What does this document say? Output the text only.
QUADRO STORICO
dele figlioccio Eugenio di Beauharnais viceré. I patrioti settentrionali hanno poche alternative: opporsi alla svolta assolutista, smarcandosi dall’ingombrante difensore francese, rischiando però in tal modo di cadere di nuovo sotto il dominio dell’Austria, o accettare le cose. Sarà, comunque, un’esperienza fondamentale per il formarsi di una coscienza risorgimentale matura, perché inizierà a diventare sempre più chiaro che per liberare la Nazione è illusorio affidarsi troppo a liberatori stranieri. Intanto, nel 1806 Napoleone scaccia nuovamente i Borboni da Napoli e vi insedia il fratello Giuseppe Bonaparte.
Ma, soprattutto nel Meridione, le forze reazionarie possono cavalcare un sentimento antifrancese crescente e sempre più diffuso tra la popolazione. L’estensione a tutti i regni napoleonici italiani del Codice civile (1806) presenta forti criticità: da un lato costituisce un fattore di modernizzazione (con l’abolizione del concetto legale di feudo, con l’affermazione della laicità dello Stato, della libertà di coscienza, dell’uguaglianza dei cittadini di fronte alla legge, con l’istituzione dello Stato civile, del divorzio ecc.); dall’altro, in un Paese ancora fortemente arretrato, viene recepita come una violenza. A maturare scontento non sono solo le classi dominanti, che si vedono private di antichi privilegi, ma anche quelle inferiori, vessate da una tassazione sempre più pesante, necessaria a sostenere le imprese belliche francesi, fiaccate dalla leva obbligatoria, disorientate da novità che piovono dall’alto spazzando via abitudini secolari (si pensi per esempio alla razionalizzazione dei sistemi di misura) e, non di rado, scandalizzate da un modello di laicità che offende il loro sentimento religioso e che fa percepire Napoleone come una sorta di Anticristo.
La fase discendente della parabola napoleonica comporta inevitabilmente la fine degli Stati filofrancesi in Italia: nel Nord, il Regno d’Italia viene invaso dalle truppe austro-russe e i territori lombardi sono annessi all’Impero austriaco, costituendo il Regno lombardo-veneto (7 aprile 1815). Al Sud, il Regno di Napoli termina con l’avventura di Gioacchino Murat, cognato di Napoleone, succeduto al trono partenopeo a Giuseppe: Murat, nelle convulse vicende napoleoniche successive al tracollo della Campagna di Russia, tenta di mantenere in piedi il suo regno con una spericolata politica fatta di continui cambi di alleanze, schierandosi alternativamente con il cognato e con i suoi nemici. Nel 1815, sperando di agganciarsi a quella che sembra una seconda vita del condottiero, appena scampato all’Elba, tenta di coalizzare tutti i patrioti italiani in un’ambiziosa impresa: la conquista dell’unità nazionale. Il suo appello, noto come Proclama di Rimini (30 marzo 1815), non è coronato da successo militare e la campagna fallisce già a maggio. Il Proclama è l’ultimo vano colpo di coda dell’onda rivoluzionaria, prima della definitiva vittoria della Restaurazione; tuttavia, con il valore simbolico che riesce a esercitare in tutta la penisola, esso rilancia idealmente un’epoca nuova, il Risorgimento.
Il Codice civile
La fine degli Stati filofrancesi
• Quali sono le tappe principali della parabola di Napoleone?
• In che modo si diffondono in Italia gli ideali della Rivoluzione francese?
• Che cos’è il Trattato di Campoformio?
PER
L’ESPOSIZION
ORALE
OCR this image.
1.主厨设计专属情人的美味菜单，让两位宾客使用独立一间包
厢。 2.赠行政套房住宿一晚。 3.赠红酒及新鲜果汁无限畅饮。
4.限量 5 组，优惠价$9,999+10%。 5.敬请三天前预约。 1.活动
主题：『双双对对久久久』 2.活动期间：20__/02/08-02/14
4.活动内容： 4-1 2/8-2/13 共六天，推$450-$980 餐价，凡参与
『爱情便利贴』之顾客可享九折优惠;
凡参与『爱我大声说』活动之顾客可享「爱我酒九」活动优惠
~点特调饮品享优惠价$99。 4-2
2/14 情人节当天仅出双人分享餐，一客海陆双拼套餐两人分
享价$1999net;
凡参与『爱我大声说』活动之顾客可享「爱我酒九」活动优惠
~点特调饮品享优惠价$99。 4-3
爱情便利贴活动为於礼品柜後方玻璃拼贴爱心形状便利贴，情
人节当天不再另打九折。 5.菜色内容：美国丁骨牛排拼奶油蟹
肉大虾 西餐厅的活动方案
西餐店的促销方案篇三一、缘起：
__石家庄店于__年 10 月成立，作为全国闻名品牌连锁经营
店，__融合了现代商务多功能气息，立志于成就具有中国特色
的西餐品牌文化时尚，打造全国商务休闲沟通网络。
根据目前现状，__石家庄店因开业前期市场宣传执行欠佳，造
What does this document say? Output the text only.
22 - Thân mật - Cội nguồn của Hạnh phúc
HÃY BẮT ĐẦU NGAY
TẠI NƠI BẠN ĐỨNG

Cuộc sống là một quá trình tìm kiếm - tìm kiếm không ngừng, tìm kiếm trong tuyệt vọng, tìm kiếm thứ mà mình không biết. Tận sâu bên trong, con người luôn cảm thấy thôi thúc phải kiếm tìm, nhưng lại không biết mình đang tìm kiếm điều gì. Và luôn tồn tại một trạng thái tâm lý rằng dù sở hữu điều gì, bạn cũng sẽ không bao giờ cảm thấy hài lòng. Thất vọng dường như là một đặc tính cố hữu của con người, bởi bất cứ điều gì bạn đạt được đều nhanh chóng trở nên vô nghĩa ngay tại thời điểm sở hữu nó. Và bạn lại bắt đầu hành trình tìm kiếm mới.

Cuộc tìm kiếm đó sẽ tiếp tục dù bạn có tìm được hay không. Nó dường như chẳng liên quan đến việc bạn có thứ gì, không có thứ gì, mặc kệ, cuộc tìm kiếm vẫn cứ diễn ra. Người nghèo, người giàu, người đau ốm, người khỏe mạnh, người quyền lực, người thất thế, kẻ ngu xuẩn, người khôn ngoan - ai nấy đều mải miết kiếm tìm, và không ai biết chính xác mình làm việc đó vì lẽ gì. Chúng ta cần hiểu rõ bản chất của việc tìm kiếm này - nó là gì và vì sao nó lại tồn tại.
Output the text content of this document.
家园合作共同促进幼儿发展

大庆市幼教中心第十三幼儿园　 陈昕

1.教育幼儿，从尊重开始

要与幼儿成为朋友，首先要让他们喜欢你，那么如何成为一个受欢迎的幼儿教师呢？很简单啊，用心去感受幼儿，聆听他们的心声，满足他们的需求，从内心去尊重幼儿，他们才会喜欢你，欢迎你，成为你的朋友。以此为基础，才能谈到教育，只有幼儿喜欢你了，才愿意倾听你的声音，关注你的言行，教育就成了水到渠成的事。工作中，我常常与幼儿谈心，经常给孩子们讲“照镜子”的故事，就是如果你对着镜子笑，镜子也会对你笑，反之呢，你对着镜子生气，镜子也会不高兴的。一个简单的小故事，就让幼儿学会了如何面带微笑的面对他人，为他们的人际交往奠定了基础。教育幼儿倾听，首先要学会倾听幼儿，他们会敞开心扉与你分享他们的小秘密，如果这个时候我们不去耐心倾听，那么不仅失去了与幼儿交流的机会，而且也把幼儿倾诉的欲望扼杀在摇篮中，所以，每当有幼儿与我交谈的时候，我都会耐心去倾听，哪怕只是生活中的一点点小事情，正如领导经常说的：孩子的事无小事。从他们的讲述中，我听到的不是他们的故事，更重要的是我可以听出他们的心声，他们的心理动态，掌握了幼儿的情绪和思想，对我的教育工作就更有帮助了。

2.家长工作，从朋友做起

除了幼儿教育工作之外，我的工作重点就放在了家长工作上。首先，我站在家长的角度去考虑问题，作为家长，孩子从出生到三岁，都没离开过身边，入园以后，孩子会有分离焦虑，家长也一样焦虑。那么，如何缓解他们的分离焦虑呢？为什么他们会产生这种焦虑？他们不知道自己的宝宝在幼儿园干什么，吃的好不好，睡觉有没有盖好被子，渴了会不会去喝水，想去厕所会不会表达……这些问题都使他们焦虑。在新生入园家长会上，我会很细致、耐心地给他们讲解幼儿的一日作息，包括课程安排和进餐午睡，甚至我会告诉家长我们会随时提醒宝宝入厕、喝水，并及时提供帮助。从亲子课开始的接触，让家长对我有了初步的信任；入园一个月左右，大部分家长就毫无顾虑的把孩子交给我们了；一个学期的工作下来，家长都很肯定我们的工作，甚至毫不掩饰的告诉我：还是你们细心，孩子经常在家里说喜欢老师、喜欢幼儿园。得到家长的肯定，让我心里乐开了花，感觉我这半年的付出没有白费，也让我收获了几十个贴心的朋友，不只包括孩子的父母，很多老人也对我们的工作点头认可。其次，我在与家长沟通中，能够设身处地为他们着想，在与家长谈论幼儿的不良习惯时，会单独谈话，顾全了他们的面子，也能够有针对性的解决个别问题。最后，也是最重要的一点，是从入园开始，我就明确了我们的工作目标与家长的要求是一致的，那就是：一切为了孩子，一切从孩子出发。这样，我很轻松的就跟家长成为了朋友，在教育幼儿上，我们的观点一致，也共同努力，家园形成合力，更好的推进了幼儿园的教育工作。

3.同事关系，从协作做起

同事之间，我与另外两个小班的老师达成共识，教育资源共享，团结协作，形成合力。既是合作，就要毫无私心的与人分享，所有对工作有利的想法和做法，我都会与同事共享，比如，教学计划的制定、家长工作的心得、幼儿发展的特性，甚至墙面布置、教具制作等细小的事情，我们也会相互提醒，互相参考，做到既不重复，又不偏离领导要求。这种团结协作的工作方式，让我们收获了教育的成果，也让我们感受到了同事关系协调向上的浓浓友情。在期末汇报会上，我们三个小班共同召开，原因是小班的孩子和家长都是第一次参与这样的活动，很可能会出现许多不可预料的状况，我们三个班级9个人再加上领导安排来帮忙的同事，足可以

....

• **Stated exercise**: Pull every line holding "this" out of the records.

• **Answer to the task**:
What does this document say? Output the text only.
OCR this image.
What does this document say? Output the text only.
Output the text content of this document.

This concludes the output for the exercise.